AIM OF THE TASK: Transcribe the records that follow exactly. Skip the pictures.

[start DATA FOR THIS TASK]

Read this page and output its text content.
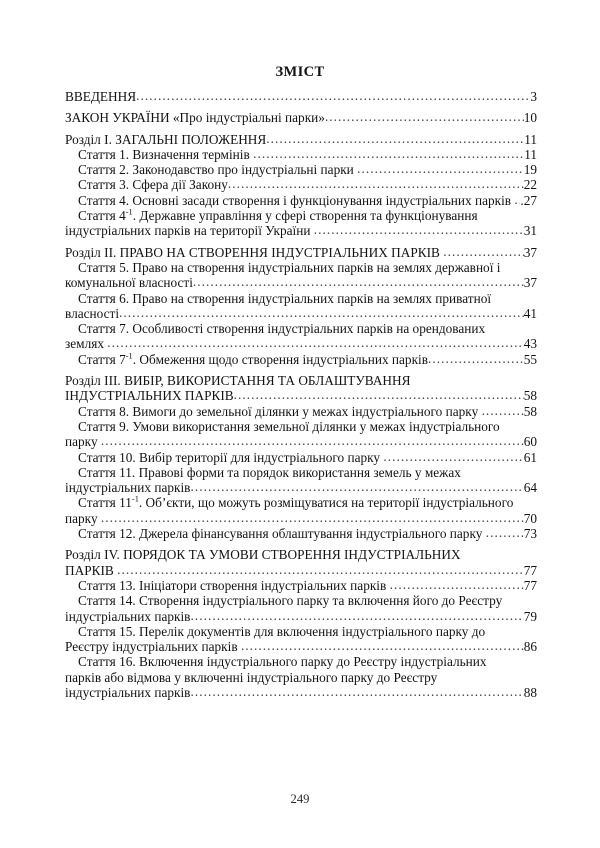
ЗМІСТ
ВВЕДЕННЯ .....	3
ЗАКОН УКРАЇНИ «Про індустріальні парки» .....	10
Розділ I. ЗАГАЛЬНІ ПОЛОЖЕННЯ .....	11
Стаття 1. Визначення термінів .....	11
Стаття 2. Законодавство про індустріальні парки .....	19
Стаття 3. Сфера дії Закону .....	22
Стаття 4. Основні засади створення і функціонування індустріальних парків ..... .27
Стаття $4^{-1}$. Державне управління у сфері створення та функціонування
індустріальних парків на території України .....	31
Розділ II. ПРАВО НА СТВОРЕННЯ ІНДУСТРІАЛЬНИХ ПАРКІВ .....	37
Стаття 5. Право на створення індустріальних парків на землях державної і
комунальної власності .....	37
Стаття 6. Право на створення індустріальних парків на землях приватної
власності .....	41
Стаття 7. Особливості створення індустріальних парків на орендованих
землях .....	43
Стаття $7^{-1}$. Обмеження щодо створення індустріальних парків .....	55
Розділ III. ВИБІР, ВИКОРИСТАННЯ ТА ОБЛАШТУВАННЯ
ІНДУСТРІАЛЬНИХ ПАРКІВ .....	58
Стаття 8. Вимоги до земельної ділянки у межах індустріального парку .....	58
Стаття 9. Умови використання земельної ділянки у межах індустріального
парку .....	60
Стаття 10. Вибір території для індустріального парку .....	61
Стаття 11. Правові форми та порядок використання земель у межах
індустріальних парків .....	64
Стаття $11^{-1}$. Об’єкти, що можуть розміщуватися на території індустріального
парку .....	70
Стаття 12. Джерела фінансування облаштування індустріального парку .....	73
Розділ IV. ПОРЯДОК ТА УМОВИ СТВОРЕННЯ ІНДУСТРІАЛЬНИХ
ПАРКІВ .....	77
Стаття 13. Ініціатори створення індустріальних парків .....	77
Стаття 14. Створення індустріального парку та включення його до Реєстру
індустріальних парків .....	79
Стаття 15. Перелік документів для включення індустріального парку до
Реєстру індустріальних парків .....	86
Стаття 16. Включення індустріального парку до Реєстру індустріальних
парків або відмова у включенні індустріального парку до Реєстру
індустріальних парків .....	88
249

[end DATA FOR THIS TASK]

TASK SOLUTION:
Read this page and output its text content.
ЗМІСТ
ВВЕДЕННЯ .....	3
ЗАКОН УКРАЇНИ «Про індустріальні парки» .....	10
Розділ I. ЗАГАЛЬНІ ПОЛОЖЕННЯ .....	11
Стаття 1. Визначення термінів .....	11
Стаття 2. Законодавство про індустріальні парки .....	19
Стаття 3. Сфера дії Закону .....	22
Стаття 4. Основні засади створення і функціонування індустріальних парків ..... .27
Стаття $4^{-1}$. Державне управління у сфері створення та функціонування
індустріальних парків на території України .....	31
Розділ II. ПРАВО НА СТВОРЕННЯ ІНДУСТРІАЛЬНИХ ПАРКІВ .....	37
Стаття 5. Право на створення індустріальних парків на землях державної і
комунальної власності .....	37
Стаття 6. Право на створення індустріальних парків на землях приватної
власності .....	41
Стаття 7. Особливості створення індустріальних парків на орендованих
землях .....	43
Стаття $7^{-1}$. Обмеження щодо створення індустріальних парків .....	55
Розділ III. ВИБІР, ВИКОРИСТАННЯ ТА ОБЛАШТУВАННЯ
ІНДУСТРІАЛЬНИХ ПАРКІВ .....	58
Стаття 8. Вимоги до земельної ділянки у межах індустріального парку .....	58
Стаття 9. Умови використання земельної ділянки у межах індустріального
парку .....	60
Стаття 10. Вибір території для індустріального парку .....	61
Стаття 11. Правові форми та порядок використання земель у межах
індустріальних парків .....	64
Стаття $11^{-1}$. Об’єкти, що можуть розміщуватися на території індустріального
парку .....	70
Стаття 12. Джерела фінансування облаштування індустріального парку .....	73
Розділ IV. ПОРЯДОК ТА УМОВИ СТВОРЕННЯ ІНДУСТРІАЛЬНИХ
ПАРКІВ .....	77
Стаття 13. Ініціатори створення індустріальних парків .....	77
Стаття 14. Створення індустріального парку та включення його до Реєстру
індустріальних парків .....	79
Стаття 15. Перелік документів для включення індустріального парку до
Реєстру індустріальних парків .....	86
Стаття 16. Включення індустріального парку до Реєстру індустріальних
парків або відмова у включенні індустріального парку до Реєстру
індустріальних парків .....	88
249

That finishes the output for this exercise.